Begin Dataset excerpts

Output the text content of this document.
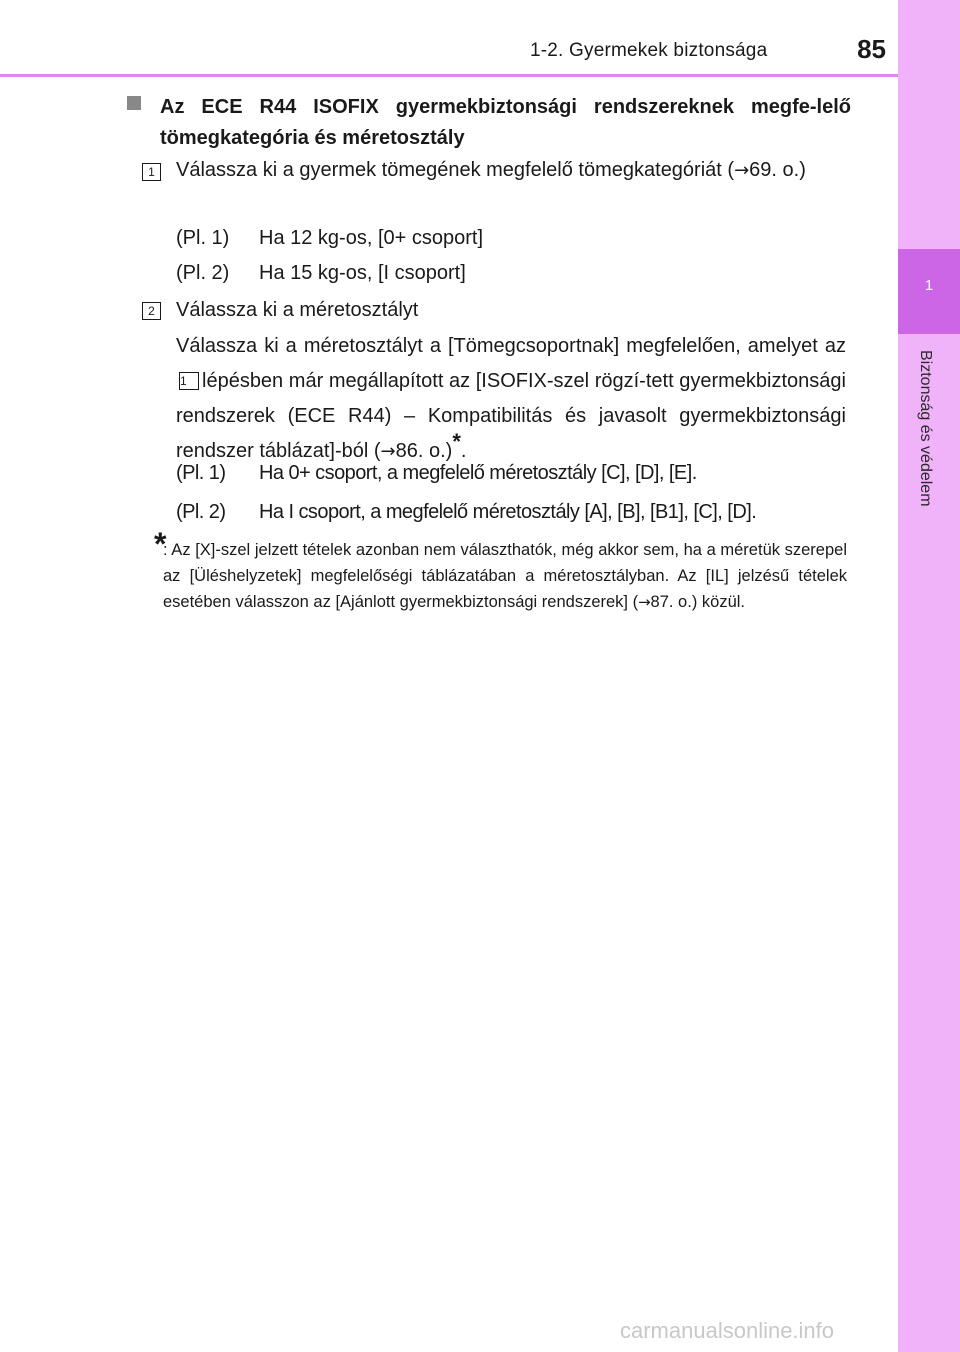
1-2. Gyermekek biztonsága	85
1
Biztonság és védelem
Az ECE R44 ISOFIX gyermekbiztonsági rendszereknek megfe-lelő tömegkategória és méretosztály
1	Válassza ki a gyermek tömegének megfelelő tömegkategóriát (→69. o.)
(Pl. 1) Ha 12 kg-os, [0+ csoport]
(Pl. 2) Ha 15 kg-os, [I csoport]
2	Válassza ki a méretosztályt
Válassza ki a méretosztályt a [Tömegcsoportnak] megfelelően, amelyet az1 lépésben már megállapított az [ISOFIX-szel rögzí-tett gyermekbiztonsági rendszerek (ECE R44) – Kompatibilitás és javasolt gyermekbiztonsági rendszer táblázat]-ból (→86. o.)*.
(Pl. 1) Ha 0+ csoport, a megfelelő méretosztály [C], [D], [E].
(Pl. 2) Ha I csoport, a megfelelő méretosztály [A], [B], [B1], [C], [D].
*
: Az [X]-szel jelzett tételek azonban nem választhatók, még akkor sem, ha a méretük szerepel az [Üléshelyzetek] megfelelőségi táblázatában a méretosztályban. Az [IL] jelzésű tételek esetében válasszon az [Ajánlott gyermekbiztonsági rendszerek] (→87. o.) közül.
carmanualsonline.info
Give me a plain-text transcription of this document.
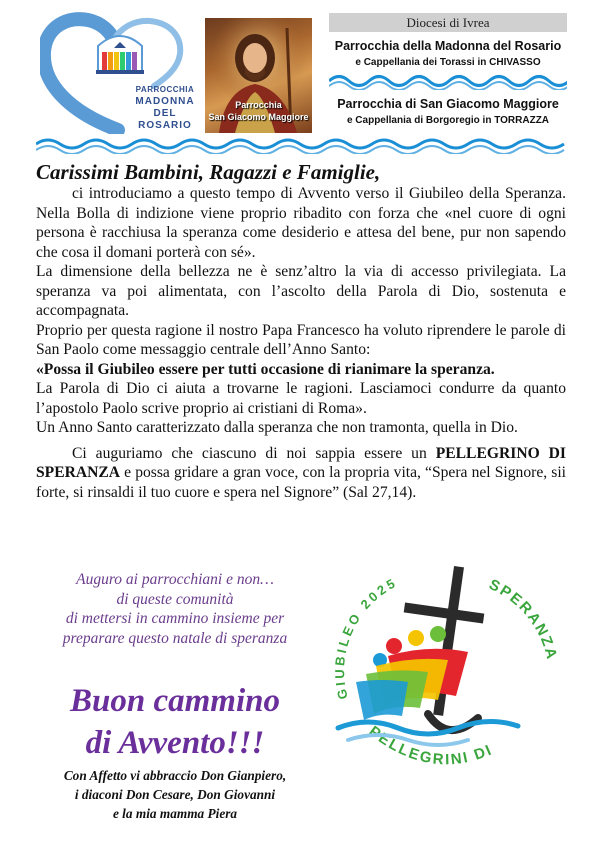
PARROCCHIA
MADONNA
DEL
ROSARIO
Parrocchia
San Giacomo Maggiore
Diocesi di Ivrea
Parrocchia della Madonna del Rosario
e Cappellania dei Torassi in CHIVASSO
Parrocchia di San Giacomo Maggiore
e Cappellania di Borgoregio in TORRAZZA
Carissimi Bambini, Ragazzi e Famiglie,

ci introduciamo a questo tempo di Avvento verso il Giubileo della Speranza. Nella Bolla di indizione viene proprio ribadito con forza che «nel cuore di ogni persona è racchiusa la speranza come desiderio e attesa del bene, pur non sapendo che cosa il domani porterà con sé».

La dimensione della bellezza ne è senz’altro la via di accesso privilegiata. La speranza va poi alimentata, con l’ascolto della Parola di Dio, sostenuta e accompagnata.

Proprio per questa ragione il nostro Papa Francesco ha voluto riprendere le parole di San Paolo come messaggio centrale dell’Anno Santo:

«Possa il Giubileo essere per tutti occasione di rianimare la speranza.
La Parola di Dio ci aiuta a trovarne le ragioni. Lasciamoci condurre da quanto l’apostolo Paolo scrive proprio ai cristiani di Roma».

Un Anno Santo caratterizzato dalla speranza che non tramonta, quella in Dio.

Ci auguriamo che ciascuno di noi sappia essere un PELLEGRINO DI SPERANZA e possa gridare a gran voce, con la propria vita, “Spera nel Signore, sii forte, si rinsaldi il tuo cuore e spera nel Signore” (Sal 27,14).

Auguro ai parrocchiani e non…
di queste comunità
di mettersi in cammino insieme per
preparare questo natale di speranza
Buon cammino
di Avvento!!!
Con Affetto vi abbraccio Don Gianpiero,
i diaconi Don Cesare, Don Giovanni
e la mia mamma Piera
GIUBILEO 2025
PELLEGRINI DI
SPERANZA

End Dataset excerpts

__To be done__:
Reproduce the material in full, word for word, and omit the pictures.

__Exercise answer__:
Output the text content of this document.
1-2. Gyermekek biztonsága	85
1
Biztonság és védelem
Az ECE R44 ISOFIX gyermekbiztonsági rendszereknek megfe-lelő tömegkategória és méretosztály
1	Válassza ki a gyermek tömegének megfelelő tömegkategóriát (→69. o.)
(Pl. 1) Ha 12 kg-os, [0+ csoport]
(Pl. 2) Ha 15 kg-os, [I csoport]
2	Válassza ki a méretosztályt
Válassza ki a méretosztályt a [Tömegcsoportnak] megfelelően, amelyet az1 lépésben már megállapított az [ISOFIX-szel rögzí-tett gyermekbiztonsági rendszerek (ECE R44) – Kompatibilitás és javasolt gyermekbiztonsági rendszer táblázat]-ból (→86. o.)*.
(Pl. 1) Ha 0+ csoport, a megfelelő méretosztály [C], [D], [E].
(Pl. 2) Ha I csoport, a megfelelő méretosztály [A], [B], [B1], [C], [D].
*
: Az [X]-szel jelzett tételek azonban nem választhatók, még akkor sem, ha a méretük szerepel az [Üléshelyzetek] megfelelőségi táblázatában a méretosztályban. Az [IL] jelzésű tételek esetében válasszon az [Ajánlott gyermekbiztonsági rendszerek] (→87. o.) közül.
carmanualsonline.info
Give me a plain-text transcription of this document.
PARROCCHIA
MADONNA
DEL
ROSARIO
Parrocchia
San Giacomo Maggiore
Diocesi di Ivrea
Parrocchia della Madonna del Rosario
e Cappellania dei Torassi in CHIVASSO
Parrocchia di San Giacomo Maggiore
e Cappellania di Borgoregio in TORRAZZA
Carissimi Bambini, Ragazzi e Famiglie,

ci introduciamo a questo tempo di Avvento verso il Giubileo della Speranza. Nella Bolla di indizione viene proprio ribadito con forza che «nel cuore di ogni persona è racchiusa la speranza come desiderio e attesa del bene, pur non sapendo che cosa il domani porterà con sé».

La dimensione della bellezza ne è senz’altro la via di accesso privilegiata. La speranza va poi alimentata, con l’ascolto della Parola di Dio, sostenuta e accompagnata.

Proprio per questa ragione il nostro Papa Francesco ha voluto riprendere le parole di San Paolo come messaggio centrale dell’Anno Santo:

«Possa il Giubileo essere per tutti occasione di rianimare la speranza.
La Parola di Dio ci aiuta a trovarne le ragioni. Lasciamoci condurre da quanto l’apostolo Paolo scrive proprio ai cristiani di Roma».

Un Anno Santo caratterizzato dalla speranza che non tramonta, quella in Dio.

Ci auguriamo che ciascuno di noi sappia essere un PELLEGRINO DI SPERANZA e possa gridare a gran voce, con la propria vita, “Spera nel Signore, sii forte, si rinsaldi il tuo cuore e spera nel Signore” (Sal 27,14).

Auguro ai parrocchiani e non…
di queste comunità
di mettersi in cammino insieme per
preparare questo natale di speranza
Buon cammino
di Avvento!!!
Con Affetto vi abbraccio Don Gianpiero,
i diaconi Don Cesare, Don Giovanni
e la mia mamma Piera
GIUBILEO 2025
PELLEGRINI DI
SPERANZA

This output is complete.